- **WRITTEN REQUEST**: Look through the material below for "glede". Copy every line that contains it.

[Dataset entries on figures]
╭──

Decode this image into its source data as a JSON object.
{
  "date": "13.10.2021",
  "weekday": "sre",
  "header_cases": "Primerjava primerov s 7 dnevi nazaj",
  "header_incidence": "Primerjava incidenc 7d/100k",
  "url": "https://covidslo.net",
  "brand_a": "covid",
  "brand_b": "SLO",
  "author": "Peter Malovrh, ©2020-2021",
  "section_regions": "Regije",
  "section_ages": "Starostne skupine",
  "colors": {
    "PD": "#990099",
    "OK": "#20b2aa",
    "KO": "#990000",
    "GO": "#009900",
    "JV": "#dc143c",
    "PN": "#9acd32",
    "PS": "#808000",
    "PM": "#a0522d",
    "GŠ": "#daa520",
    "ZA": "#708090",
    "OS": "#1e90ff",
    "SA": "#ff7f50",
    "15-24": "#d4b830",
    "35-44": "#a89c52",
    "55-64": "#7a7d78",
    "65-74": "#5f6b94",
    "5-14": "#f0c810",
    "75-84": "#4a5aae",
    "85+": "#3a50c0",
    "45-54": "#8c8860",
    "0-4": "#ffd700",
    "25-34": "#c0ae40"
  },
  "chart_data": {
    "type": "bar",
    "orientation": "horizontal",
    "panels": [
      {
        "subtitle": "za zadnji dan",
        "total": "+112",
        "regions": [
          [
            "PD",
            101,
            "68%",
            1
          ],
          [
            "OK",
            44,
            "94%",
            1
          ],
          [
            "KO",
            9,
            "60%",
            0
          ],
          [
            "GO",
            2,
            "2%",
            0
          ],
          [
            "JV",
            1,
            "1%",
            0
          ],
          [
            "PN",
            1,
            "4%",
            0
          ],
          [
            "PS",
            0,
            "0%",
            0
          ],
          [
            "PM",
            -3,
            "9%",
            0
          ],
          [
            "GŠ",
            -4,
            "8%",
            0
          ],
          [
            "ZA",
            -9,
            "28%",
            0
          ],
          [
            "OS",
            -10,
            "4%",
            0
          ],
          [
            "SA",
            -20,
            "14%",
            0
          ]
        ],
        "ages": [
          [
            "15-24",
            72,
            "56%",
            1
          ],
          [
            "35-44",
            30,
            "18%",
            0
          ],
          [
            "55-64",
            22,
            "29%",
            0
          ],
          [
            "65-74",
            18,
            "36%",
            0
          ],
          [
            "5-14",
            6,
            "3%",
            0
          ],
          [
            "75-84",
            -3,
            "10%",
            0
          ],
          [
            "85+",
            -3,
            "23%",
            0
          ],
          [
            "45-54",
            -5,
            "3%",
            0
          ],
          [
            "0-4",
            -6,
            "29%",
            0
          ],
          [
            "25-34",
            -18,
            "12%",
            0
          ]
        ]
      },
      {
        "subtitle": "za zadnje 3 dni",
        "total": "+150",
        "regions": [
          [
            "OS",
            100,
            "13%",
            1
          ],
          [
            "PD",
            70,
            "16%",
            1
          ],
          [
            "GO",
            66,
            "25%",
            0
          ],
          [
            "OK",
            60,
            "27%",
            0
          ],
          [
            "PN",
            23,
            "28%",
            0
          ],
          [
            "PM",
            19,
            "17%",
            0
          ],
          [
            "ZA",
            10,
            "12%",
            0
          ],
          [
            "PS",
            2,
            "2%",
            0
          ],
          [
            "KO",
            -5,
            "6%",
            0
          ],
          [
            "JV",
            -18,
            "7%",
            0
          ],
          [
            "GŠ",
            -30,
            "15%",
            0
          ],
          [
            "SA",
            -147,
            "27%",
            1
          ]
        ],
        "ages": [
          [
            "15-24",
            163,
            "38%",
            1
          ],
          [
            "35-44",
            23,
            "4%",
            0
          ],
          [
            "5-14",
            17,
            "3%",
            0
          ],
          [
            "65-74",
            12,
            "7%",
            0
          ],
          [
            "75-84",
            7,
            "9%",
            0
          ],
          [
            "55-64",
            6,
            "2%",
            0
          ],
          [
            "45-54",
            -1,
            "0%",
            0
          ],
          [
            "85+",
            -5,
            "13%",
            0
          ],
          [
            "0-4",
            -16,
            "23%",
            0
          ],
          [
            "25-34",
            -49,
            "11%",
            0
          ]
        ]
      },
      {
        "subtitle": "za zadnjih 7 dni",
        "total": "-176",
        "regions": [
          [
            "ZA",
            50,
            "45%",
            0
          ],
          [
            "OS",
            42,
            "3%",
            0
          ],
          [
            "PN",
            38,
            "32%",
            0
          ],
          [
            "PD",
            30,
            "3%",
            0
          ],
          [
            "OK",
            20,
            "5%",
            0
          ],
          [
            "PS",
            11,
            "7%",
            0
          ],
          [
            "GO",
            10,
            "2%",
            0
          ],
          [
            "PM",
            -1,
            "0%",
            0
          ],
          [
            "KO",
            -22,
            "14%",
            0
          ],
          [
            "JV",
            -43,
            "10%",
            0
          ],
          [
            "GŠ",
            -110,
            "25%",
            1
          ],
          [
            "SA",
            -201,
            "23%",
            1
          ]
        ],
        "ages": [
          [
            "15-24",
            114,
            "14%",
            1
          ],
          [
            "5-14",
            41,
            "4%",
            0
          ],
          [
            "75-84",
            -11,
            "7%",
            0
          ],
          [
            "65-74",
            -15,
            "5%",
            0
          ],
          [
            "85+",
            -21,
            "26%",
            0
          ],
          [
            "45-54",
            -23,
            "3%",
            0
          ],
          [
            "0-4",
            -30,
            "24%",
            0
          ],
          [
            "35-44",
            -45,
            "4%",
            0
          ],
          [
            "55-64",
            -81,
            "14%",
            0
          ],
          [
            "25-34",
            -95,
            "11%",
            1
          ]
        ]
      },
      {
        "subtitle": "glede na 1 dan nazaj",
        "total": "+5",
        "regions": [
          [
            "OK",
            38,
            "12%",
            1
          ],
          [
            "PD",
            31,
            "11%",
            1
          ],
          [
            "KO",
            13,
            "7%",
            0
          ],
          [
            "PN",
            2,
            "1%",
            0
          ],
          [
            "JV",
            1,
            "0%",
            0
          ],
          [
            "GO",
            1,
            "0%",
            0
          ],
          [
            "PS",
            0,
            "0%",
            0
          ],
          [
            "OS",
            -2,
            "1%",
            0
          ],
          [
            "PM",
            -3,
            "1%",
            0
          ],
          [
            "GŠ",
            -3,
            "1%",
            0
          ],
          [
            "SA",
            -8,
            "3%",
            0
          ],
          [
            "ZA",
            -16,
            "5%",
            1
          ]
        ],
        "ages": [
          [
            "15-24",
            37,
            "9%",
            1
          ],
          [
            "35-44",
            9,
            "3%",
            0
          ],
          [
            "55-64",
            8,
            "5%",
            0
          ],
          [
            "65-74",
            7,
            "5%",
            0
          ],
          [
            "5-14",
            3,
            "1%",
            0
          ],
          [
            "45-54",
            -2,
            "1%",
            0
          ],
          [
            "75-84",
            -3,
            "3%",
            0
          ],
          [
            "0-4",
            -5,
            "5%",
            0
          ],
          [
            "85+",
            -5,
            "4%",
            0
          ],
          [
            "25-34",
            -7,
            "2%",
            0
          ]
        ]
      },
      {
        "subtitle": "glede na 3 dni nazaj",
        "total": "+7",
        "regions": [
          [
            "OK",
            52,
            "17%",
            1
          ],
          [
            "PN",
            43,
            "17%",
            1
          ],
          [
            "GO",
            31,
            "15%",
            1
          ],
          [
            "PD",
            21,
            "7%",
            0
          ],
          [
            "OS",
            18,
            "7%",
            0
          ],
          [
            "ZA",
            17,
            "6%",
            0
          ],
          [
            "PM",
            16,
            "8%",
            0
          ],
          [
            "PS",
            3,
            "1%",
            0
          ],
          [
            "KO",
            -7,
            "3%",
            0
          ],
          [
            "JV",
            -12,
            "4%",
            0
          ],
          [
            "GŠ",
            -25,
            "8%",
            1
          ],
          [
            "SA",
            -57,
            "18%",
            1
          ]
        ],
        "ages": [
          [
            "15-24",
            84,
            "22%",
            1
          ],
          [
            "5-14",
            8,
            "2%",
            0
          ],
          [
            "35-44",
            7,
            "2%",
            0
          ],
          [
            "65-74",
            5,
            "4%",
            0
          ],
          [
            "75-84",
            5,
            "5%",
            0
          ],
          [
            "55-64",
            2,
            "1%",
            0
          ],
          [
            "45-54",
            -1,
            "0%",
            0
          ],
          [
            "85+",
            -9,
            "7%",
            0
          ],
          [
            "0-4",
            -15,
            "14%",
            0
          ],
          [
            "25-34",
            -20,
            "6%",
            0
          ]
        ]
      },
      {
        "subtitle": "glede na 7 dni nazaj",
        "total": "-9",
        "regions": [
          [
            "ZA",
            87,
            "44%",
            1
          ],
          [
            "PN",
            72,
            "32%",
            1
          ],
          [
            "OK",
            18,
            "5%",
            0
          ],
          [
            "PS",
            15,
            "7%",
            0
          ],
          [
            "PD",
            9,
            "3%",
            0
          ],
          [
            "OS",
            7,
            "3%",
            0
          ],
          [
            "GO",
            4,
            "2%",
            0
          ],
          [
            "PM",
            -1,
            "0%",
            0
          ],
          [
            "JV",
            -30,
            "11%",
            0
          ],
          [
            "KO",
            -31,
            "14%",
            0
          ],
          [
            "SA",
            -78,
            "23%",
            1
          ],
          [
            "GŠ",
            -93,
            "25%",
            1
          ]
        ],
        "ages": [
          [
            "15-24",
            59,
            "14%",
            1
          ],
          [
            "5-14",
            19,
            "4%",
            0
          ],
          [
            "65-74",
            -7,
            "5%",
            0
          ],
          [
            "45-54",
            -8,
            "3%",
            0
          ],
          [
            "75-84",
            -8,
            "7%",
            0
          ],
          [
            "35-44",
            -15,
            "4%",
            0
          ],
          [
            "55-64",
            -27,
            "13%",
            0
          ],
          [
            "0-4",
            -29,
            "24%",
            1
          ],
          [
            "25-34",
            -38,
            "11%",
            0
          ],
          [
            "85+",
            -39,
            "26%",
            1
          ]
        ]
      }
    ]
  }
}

╰──

- **TASK ANSWER**:
        "subtitle": "glede na 1 dan nazaj",
        "subtitle": "glede na 3 dni nazaj",
        "subtitle": "glede na 7 dni nazaj",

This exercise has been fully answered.